Work instructions ▸ Out of the entries that follow, copy each line containing "selectin".
=== Data shown ===
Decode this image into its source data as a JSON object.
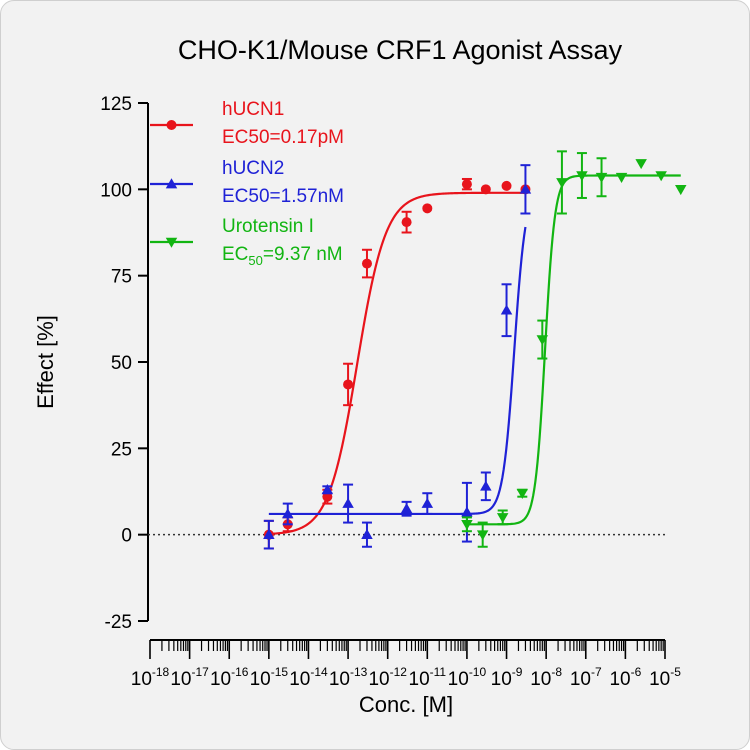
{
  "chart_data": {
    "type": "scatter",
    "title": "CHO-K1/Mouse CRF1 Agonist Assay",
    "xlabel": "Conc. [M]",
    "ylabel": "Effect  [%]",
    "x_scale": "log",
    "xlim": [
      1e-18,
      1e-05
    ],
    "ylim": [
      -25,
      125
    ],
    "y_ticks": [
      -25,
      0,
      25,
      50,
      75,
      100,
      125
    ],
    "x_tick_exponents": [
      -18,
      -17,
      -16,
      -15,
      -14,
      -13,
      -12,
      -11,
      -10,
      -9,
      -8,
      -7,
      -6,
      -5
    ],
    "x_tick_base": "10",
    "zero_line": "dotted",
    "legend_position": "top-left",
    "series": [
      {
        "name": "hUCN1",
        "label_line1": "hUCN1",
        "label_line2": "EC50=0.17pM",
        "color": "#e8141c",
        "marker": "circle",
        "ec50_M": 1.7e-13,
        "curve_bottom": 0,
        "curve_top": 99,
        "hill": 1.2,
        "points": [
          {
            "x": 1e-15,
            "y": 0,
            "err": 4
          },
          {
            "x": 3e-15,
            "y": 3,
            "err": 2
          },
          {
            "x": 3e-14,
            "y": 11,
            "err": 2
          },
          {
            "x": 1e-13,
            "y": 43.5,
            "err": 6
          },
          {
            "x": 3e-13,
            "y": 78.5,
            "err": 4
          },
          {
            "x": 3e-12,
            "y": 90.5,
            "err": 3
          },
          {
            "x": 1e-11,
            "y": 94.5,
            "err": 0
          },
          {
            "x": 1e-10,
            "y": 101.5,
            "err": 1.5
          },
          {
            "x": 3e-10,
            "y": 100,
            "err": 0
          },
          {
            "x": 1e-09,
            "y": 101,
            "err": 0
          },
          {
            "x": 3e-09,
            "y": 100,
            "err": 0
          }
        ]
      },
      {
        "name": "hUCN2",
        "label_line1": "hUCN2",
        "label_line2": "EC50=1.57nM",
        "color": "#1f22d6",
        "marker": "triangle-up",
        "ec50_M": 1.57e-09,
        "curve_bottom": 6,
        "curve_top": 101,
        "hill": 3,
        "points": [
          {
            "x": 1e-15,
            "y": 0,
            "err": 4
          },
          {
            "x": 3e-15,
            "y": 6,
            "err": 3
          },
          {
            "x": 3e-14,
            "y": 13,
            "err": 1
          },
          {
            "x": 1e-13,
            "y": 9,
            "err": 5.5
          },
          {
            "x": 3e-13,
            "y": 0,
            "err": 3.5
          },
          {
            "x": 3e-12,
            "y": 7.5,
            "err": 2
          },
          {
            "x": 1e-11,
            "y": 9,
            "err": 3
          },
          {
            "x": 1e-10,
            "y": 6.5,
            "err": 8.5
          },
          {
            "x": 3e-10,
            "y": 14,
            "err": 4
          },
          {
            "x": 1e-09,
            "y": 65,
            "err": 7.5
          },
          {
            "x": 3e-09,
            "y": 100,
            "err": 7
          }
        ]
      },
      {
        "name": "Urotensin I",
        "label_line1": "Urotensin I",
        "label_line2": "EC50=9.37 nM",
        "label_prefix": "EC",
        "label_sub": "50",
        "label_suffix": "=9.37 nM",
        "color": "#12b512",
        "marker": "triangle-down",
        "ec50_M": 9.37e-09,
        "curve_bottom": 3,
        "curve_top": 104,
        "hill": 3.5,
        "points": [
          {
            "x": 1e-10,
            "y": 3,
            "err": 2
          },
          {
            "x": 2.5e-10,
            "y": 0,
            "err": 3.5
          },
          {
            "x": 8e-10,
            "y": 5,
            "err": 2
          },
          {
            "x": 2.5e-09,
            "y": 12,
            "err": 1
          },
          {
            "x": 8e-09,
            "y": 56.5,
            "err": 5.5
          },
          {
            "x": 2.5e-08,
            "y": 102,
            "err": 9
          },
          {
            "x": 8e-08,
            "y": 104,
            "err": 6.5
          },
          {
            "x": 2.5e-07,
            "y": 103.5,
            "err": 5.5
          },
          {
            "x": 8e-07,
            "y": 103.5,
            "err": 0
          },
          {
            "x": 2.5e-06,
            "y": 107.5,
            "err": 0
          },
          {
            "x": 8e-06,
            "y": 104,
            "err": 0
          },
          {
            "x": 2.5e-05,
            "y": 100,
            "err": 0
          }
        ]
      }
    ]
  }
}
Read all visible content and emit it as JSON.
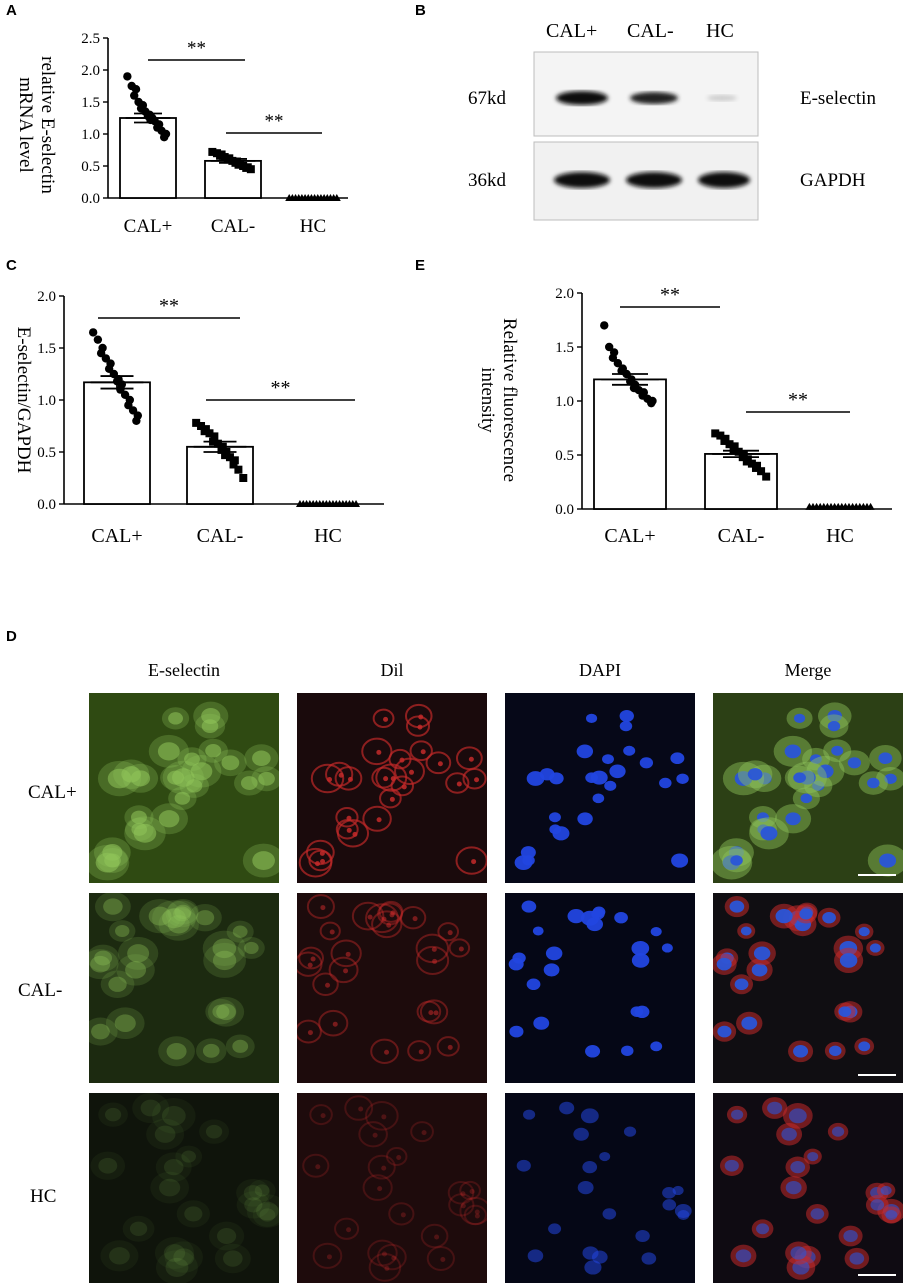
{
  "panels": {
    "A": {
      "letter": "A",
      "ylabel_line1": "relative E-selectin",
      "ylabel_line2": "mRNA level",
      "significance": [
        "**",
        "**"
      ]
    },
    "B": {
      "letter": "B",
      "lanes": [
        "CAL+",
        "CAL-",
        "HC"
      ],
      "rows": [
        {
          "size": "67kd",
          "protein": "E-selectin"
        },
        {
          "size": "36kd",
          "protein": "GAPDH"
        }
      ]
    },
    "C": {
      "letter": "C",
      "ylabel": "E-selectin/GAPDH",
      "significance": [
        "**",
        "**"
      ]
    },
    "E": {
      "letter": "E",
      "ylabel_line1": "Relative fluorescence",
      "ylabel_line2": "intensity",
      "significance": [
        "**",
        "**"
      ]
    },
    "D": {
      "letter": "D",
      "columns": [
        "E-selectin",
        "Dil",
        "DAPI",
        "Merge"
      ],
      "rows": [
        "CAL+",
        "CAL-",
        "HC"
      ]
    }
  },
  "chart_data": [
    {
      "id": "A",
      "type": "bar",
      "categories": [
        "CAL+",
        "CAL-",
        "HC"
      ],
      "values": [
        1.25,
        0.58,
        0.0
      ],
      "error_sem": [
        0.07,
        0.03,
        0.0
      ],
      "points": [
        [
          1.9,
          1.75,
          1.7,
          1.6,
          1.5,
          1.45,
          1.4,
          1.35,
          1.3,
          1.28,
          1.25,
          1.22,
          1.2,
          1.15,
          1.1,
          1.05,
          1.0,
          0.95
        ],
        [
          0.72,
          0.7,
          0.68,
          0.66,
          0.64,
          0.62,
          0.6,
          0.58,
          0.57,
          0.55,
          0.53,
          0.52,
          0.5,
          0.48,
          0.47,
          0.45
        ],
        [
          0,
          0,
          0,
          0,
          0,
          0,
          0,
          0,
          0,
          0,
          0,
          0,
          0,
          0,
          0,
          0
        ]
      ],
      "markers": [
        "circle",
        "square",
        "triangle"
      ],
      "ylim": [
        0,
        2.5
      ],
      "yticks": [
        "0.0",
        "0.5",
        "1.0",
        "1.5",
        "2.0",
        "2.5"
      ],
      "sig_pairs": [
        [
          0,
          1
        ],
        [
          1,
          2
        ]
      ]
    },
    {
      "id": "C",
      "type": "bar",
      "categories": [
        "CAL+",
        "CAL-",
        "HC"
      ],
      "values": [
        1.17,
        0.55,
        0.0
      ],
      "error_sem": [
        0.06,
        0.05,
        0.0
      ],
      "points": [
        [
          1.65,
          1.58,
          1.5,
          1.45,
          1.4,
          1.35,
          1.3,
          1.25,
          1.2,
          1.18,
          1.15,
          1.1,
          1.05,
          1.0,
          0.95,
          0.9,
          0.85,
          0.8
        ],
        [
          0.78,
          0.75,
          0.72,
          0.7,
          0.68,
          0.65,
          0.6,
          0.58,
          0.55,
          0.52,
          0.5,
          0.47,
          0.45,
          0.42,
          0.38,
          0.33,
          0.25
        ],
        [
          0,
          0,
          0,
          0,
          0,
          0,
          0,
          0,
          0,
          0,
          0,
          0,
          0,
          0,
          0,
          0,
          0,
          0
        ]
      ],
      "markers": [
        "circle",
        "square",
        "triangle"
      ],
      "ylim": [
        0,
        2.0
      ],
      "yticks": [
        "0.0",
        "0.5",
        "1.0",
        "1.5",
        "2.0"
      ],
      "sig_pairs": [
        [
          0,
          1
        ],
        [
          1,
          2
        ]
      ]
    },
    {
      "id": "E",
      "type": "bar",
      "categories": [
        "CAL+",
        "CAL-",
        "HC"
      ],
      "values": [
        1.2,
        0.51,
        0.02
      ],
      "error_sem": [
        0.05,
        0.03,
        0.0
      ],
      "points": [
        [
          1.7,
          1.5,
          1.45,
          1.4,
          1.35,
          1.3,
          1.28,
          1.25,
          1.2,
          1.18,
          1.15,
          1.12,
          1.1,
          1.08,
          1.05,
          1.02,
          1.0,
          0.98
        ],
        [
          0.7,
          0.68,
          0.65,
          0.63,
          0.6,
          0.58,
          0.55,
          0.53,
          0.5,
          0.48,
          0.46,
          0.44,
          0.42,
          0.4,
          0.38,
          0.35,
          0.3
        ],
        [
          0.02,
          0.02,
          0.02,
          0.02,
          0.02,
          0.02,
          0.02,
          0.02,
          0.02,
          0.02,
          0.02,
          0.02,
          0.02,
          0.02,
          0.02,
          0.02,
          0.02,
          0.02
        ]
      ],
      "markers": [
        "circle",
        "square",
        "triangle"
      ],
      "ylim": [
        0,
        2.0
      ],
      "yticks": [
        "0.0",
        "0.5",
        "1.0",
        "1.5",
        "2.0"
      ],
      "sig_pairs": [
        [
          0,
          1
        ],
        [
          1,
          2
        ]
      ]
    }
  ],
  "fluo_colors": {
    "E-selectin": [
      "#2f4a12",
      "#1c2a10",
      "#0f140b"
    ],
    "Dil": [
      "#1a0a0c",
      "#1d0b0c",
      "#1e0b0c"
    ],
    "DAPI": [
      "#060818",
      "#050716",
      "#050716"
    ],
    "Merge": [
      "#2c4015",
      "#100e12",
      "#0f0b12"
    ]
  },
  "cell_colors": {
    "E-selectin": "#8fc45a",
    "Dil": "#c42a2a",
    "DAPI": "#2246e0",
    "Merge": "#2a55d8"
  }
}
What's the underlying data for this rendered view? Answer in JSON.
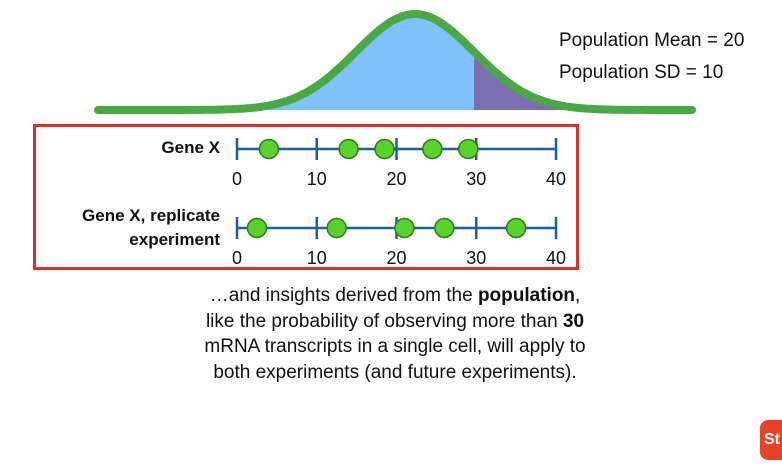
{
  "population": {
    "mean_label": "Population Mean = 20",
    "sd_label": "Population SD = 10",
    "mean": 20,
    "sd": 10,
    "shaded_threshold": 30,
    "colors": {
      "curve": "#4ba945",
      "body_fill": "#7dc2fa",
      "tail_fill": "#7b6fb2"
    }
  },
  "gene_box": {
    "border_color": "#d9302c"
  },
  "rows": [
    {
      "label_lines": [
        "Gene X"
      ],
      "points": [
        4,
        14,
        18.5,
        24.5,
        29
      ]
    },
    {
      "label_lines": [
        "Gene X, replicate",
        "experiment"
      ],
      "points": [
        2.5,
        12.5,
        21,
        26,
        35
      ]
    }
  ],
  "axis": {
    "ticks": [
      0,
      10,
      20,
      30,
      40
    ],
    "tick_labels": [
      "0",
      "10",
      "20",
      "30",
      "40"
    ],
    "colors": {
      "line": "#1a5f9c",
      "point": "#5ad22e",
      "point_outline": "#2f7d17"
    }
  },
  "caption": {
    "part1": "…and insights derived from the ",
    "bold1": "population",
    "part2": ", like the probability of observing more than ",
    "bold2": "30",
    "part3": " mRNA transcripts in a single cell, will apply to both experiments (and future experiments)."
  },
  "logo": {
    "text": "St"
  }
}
===
Exercise answer ▸
      "ylabel_line1": "relative E-selectin",
          "protein": "E-selectin"
      "ylabel": "E-selectin/GAPDH",
        "E-selectin",
    "E-selectin": [
    "E-selectin": "#8fc45a",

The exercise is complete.